— Begin Material for this task —

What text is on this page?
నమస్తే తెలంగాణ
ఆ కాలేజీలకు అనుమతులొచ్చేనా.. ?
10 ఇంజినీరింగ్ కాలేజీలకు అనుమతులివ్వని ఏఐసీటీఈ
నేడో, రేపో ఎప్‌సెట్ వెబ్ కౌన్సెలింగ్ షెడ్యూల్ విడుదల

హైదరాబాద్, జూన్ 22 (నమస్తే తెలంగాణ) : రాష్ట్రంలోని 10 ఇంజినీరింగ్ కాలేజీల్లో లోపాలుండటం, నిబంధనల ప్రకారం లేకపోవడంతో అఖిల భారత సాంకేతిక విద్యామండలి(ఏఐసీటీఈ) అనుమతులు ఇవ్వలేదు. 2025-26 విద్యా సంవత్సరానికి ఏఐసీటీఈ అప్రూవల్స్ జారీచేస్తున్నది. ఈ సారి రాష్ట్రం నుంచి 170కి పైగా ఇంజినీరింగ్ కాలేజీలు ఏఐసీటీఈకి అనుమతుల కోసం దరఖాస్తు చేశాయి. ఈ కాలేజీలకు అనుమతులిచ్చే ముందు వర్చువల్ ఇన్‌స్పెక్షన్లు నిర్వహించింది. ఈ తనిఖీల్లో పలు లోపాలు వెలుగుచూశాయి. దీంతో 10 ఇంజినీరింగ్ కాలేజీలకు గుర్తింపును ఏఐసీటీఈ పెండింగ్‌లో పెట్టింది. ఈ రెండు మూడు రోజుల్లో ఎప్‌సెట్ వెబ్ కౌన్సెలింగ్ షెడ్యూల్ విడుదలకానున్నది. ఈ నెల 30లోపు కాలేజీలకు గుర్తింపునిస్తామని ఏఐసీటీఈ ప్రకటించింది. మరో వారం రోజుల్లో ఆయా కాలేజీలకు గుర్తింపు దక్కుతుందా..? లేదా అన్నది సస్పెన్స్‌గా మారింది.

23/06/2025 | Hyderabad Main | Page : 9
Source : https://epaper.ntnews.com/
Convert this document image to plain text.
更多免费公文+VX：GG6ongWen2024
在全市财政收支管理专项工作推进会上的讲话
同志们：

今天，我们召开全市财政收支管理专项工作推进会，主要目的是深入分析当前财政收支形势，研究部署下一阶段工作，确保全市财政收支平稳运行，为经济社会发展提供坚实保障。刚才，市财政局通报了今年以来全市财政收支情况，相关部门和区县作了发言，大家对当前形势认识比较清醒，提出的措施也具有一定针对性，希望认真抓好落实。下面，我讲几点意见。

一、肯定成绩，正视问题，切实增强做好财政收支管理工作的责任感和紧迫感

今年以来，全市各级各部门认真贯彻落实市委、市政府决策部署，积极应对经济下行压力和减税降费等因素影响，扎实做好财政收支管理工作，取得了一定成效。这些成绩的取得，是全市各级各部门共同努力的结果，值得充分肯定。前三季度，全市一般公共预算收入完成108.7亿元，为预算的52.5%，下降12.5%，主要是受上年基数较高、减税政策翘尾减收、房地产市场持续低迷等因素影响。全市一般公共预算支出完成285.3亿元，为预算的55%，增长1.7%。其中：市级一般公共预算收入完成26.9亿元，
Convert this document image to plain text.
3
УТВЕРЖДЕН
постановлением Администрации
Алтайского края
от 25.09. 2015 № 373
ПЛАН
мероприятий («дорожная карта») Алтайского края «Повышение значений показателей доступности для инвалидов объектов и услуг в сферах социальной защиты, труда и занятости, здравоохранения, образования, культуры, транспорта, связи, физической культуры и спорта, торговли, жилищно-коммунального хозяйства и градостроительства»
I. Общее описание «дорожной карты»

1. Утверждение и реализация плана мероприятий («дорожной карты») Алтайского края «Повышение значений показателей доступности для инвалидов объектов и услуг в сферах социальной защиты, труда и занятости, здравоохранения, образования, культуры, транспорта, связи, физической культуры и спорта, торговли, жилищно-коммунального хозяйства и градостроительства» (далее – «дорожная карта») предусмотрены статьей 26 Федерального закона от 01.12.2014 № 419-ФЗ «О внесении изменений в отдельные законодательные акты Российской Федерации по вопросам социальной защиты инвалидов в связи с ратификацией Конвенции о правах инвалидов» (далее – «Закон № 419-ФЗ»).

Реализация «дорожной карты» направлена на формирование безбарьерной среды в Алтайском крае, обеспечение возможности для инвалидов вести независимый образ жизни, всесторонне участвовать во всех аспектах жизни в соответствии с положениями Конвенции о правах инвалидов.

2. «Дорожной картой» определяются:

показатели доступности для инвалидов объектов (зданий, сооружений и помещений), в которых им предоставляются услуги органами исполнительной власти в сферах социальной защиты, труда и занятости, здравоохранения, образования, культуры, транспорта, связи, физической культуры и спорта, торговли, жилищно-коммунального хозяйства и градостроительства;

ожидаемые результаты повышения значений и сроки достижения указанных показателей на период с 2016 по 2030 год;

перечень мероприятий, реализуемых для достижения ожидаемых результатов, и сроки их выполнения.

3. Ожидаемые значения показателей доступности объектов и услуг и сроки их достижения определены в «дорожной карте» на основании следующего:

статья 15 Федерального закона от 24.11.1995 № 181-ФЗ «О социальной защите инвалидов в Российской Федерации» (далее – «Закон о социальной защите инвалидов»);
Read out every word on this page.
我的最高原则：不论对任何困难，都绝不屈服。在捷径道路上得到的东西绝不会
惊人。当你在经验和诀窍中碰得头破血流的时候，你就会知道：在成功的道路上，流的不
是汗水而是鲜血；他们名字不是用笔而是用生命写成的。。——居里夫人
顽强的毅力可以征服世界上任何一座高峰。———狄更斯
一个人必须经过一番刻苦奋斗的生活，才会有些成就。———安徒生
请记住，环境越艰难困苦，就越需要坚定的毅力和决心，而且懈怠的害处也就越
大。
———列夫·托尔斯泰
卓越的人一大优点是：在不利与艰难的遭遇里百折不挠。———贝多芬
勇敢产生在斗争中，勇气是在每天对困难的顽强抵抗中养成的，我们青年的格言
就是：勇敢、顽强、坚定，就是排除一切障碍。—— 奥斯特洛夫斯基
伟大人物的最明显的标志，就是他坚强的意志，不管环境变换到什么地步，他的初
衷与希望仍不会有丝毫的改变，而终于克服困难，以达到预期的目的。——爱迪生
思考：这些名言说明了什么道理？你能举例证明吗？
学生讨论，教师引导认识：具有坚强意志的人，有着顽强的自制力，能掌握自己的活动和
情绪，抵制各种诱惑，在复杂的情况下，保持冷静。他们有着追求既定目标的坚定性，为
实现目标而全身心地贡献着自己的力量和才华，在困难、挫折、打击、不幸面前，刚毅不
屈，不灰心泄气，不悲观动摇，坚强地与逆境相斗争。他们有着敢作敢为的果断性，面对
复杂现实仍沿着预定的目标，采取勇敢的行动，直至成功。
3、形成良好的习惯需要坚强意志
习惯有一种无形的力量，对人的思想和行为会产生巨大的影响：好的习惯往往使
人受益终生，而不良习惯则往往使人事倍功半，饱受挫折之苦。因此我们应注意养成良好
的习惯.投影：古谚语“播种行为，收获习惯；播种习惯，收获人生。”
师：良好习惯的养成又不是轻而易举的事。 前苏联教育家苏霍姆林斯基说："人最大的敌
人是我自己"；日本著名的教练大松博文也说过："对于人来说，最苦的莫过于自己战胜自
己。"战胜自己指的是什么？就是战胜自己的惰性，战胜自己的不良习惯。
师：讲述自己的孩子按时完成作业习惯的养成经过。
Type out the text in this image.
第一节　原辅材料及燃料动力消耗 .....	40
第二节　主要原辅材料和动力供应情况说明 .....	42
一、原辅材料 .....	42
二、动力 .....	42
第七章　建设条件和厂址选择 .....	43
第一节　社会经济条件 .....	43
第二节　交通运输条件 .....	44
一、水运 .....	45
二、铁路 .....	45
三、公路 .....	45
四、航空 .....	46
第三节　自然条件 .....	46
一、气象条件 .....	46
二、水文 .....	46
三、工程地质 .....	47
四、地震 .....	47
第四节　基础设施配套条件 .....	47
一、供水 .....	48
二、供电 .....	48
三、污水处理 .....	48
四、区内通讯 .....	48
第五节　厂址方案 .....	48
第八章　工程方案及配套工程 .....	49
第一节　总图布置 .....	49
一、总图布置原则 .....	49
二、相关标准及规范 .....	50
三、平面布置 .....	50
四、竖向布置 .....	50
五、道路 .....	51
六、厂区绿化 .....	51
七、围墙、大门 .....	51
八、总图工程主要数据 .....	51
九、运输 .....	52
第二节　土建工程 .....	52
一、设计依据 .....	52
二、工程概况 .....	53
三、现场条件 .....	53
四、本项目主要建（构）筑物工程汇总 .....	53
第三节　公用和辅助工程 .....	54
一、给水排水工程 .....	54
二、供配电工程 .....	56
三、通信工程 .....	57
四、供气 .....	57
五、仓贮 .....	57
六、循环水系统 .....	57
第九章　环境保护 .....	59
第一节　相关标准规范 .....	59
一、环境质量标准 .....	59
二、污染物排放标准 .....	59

— End Material for this task —

**Given exercise:** Looking at the data above, show all lines where the word "далее" occurs.

**Answer to this problem:**
1. Утверждение и реализация плана мероприятий («дорожной карты») Алтайского края «Повышение значений показателей доступности для инвалидов объектов и услуг в сферах социальной защиты, труда и занятости, здравоохранения, образования, культуры, транспорта, связи, физической культуры и спорта, торговли, жилищно-коммунального хозяйства и градостроительства» (далее – «дорожная карта») предусмотрены статьей 26 Федерального закона от 01.12.2014 № 419-ФЗ «О внесении изменений в отдельные законодательные акты Российской Федерации по вопросам социальной защиты инвалидов в связи с ратификацией Конвенции о правах инвалидов» (далее – «Закон № 419-ФЗ»).
статья 15 Федерального закона от 24.11.1995 № 181-ФЗ «О социальной защите инвалидов в Российской Федерации» (далее – «Закон о социальной защите инвалидов»);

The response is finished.